[Data records]

+-------+

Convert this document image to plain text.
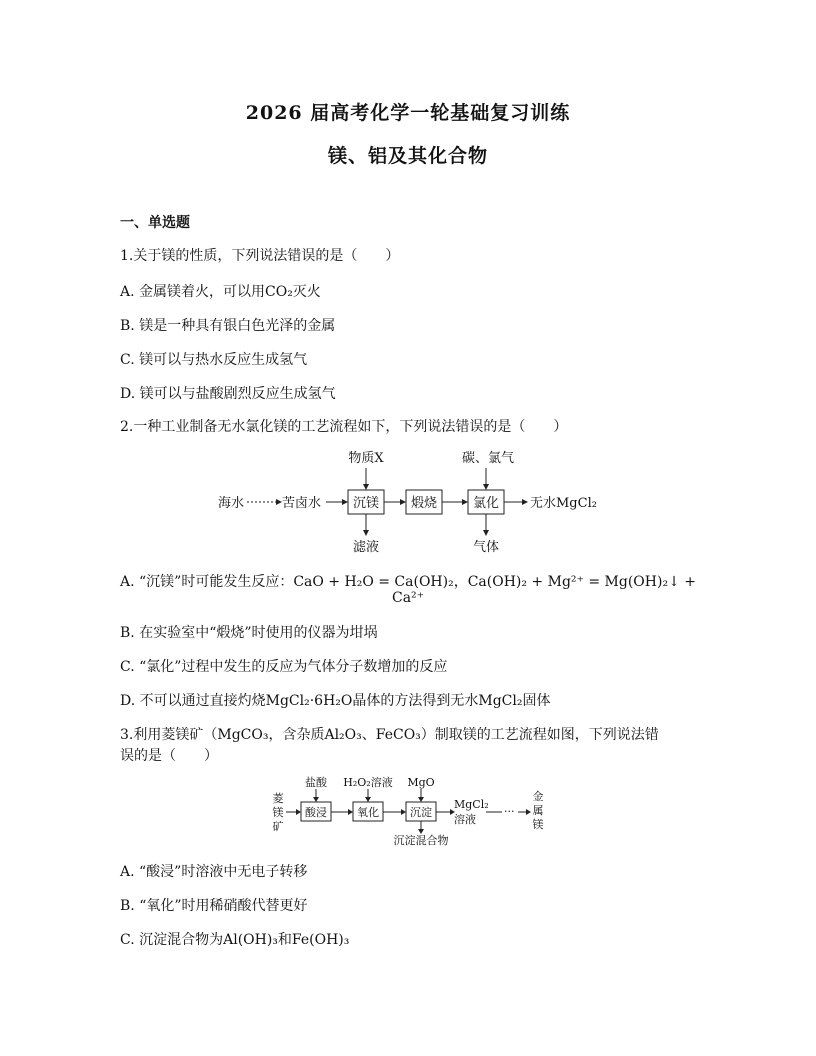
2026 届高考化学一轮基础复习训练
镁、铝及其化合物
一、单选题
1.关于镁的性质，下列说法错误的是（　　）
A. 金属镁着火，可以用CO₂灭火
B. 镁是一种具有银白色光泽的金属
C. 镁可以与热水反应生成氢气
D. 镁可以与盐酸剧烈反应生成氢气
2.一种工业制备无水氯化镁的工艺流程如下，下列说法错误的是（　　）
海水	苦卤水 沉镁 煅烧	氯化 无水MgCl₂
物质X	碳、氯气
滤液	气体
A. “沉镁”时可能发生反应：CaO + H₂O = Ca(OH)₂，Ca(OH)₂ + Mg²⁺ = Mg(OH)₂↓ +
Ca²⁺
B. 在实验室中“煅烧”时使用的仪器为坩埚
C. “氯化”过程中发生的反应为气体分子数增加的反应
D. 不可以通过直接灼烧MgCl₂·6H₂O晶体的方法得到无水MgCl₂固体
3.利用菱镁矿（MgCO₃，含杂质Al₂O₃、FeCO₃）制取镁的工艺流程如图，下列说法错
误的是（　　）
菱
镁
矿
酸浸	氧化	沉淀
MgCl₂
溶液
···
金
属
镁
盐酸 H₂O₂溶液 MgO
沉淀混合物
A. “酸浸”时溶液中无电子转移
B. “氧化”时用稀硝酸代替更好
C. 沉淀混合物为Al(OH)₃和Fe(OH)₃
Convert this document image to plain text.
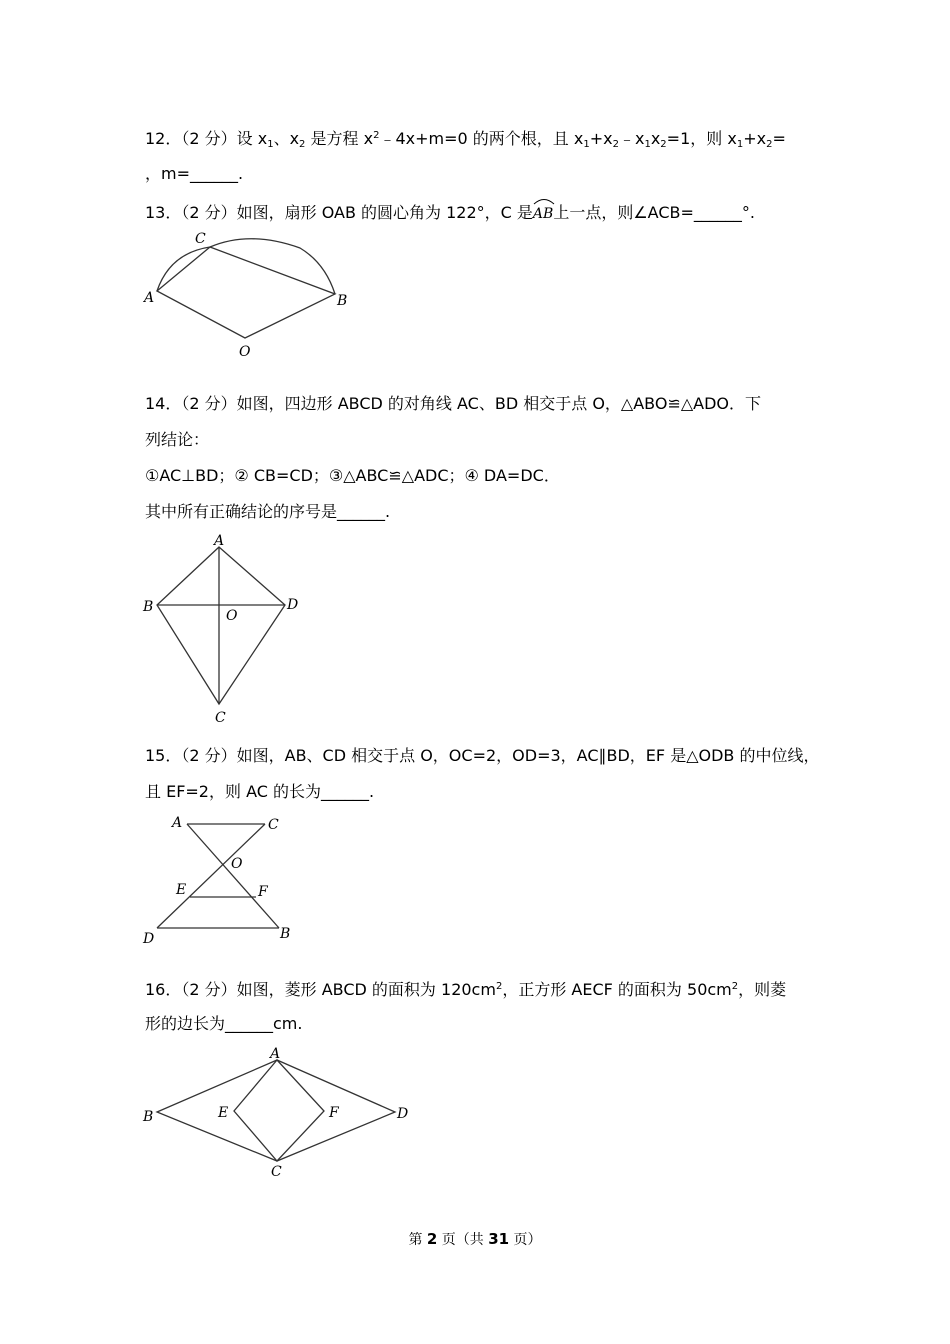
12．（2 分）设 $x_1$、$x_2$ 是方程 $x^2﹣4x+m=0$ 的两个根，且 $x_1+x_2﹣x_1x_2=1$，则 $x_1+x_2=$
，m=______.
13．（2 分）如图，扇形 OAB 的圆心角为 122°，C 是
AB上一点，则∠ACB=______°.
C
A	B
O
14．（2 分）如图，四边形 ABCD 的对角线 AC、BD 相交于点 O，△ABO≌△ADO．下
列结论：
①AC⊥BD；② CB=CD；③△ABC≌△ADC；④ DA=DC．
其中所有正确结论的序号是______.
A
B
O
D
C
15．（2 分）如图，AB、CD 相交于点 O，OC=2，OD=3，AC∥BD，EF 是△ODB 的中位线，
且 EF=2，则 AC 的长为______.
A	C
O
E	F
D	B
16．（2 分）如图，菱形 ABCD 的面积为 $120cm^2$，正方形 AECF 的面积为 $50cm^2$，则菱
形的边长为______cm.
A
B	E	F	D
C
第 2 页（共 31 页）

+-------+

* _Exercise details_
Leave the images out and output the remaining material exactly as it stands.

* _Solution to the exercise_
Convert this document image to plain text.
2026 届高考化学一轮基础复习训练
镁、铝及其化合物
一、单选题
1.关于镁的性质，下列说法错误的是（　　）
A. 金属镁着火，可以用CO₂灭火
B. 镁是一种具有银白色光泽的金属
C. 镁可以与热水反应生成氢气
D. 镁可以与盐酸剧烈反应生成氢气
2.一种工业制备无水氯化镁的工艺流程如下，下列说法错误的是（　　）
海水	苦卤水 沉镁 煅烧	氯化 无水MgCl₂
物质X	碳、氯气
滤液	气体
A. “沉镁”时可能发生反应：CaO + H₂O = Ca(OH)₂，Ca(OH)₂ + Mg²⁺ = Mg(OH)₂↓ +
Ca²⁺
B. 在实验室中“煅烧”时使用的仪器为坩埚
C. “氯化”过程中发生的反应为气体分子数增加的反应
D. 不可以通过直接灼烧MgCl₂·6H₂O晶体的方法得到无水MgCl₂固体
3.利用菱镁矿（MgCO₃，含杂质Al₂O₃、FeCO₃）制取镁的工艺流程如图，下列说法错
误的是（　　）
菱
镁
矿
酸浸	氧化	沉淀
MgCl₂
溶液
···
金
属
镁
盐酸 H₂O₂溶液 MgO
沉淀混合物
A. “酸浸”时溶液中无电子转移
B. “氧化”时用稀硝酸代替更好
C. 沉淀混合物为Al(OH)₃和Fe(OH)₃
Convert this document image to plain text.
12．（2 分）设 $x_1$、$x_2$ 是方程 $x^2﹣4x+m=0$ 的两个根，且 $x_1+x_2﹣x_1x_2=1$，则 $x_1+x_2=$
，m=______.
13．（2 分）如图，扇形 OAB 的圆心角为 122°，C 是
AB上一点，则∠ACB=______°.
C
A	B
O
14．（2 分）如图，四边形 ABCD 的对角线 AC、BD 相交于点 O，△ABO≌△ADO．下
列结论：
①AC⊥BD；② CB=CD；③△ABC≌△ADC；④ DA=DC．
其中所有正确结论的序号是______.
A
B
O
D
C
15．（2 分）如图，AB、CD 相交于点 O，OC=2，OD=3，AC∥BD，EF 是△ODB 的中位线，
且 EF=2，则 AC 的长为______.
A	C
O
E	F
D	B
16．（2 分）如图，菱形 ABCD 的面积为 $120cm^2$，正方形 AECF 的面积为 $50cm^2$，则菱
形的边长为______cm.
A
B	E	F	D
C
第 2 页（共 31 页）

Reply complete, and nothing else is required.